A faithful transcription of all the data is required.

(Dataset entries)
%%
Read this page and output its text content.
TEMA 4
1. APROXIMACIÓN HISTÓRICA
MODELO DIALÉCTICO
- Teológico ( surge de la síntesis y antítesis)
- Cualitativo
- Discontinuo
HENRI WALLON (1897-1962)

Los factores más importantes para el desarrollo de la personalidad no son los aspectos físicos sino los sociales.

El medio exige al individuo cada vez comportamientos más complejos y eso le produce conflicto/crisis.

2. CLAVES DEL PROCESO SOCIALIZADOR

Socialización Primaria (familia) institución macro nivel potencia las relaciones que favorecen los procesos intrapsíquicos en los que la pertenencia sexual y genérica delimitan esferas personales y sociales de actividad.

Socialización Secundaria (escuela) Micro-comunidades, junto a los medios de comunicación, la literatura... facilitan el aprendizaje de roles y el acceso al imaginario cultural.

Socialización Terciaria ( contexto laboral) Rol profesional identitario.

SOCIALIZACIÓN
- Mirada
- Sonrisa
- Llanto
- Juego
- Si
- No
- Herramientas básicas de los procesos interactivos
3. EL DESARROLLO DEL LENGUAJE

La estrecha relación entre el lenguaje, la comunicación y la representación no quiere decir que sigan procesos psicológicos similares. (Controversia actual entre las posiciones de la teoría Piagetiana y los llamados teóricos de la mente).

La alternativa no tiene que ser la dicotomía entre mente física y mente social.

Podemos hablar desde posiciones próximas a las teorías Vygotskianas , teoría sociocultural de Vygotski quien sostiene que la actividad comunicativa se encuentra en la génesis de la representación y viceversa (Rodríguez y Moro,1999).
%%
**Solution**
Read this page and output its text content.
TEMA 4
1. APROXIMACIÓN HISTÓRICA
MODELO DIALÉCTICO
- Teológico ( surge de la síntesis y antítesis)
- Cualitativo
- Discontinuo
HENRI WALLON (1897-1962)

Los factores más importantes para el desarrollo de la personalidad no son los aspectos físicos sino los sociales.

El medio exige al individuo cada vez comportamientos más complejos y eso le produce conflicto/crisis.

2. CLAVES DEL PROCESO SOCIALIZADOR

Socialización Primaria (familia) institución macro nivel potencia las relaciones que favorecen los procesos intrapsíquicos en los que la pertenencia sexual y genérica delimitan esferas personales y sociales de actividad.

Socialización Secundaria (escuela) Micro-comunidades, junto a los medios de comunicación, la literatura... facilitan el aprendizaje de roles y el acceso al imaginario cultural.

Socialización Terciaria ( contexto laboral) Rol profesional identitario.

SOCIALIZACIÓN
- Mirada
- Sonrisa
- Llanto
- Juego
- Si
- No
- Herramientas básicas de los procesos interactivos
3. EL DESARROLLO DEL LENGUAJE

La estrecha relación entre el lenguaje, la comunicación y la representación no quiere decir que sigan procesos psicológicos similares. (Controversia actual entre las posiciones de la teoría Piagetiana y los llamados teóricos de la mente).

La alternativa no tiene que ser la dicotomía entre mente física y mente social.

Podemos hablar desde posiciones próximas a las teorías Vygotskianas , teoría sociocultural de Vygotski quien sostiene que la actividad comunicativa se encuentra en la génesis de la representación y viceversa (Rodríguez y Moro,1999).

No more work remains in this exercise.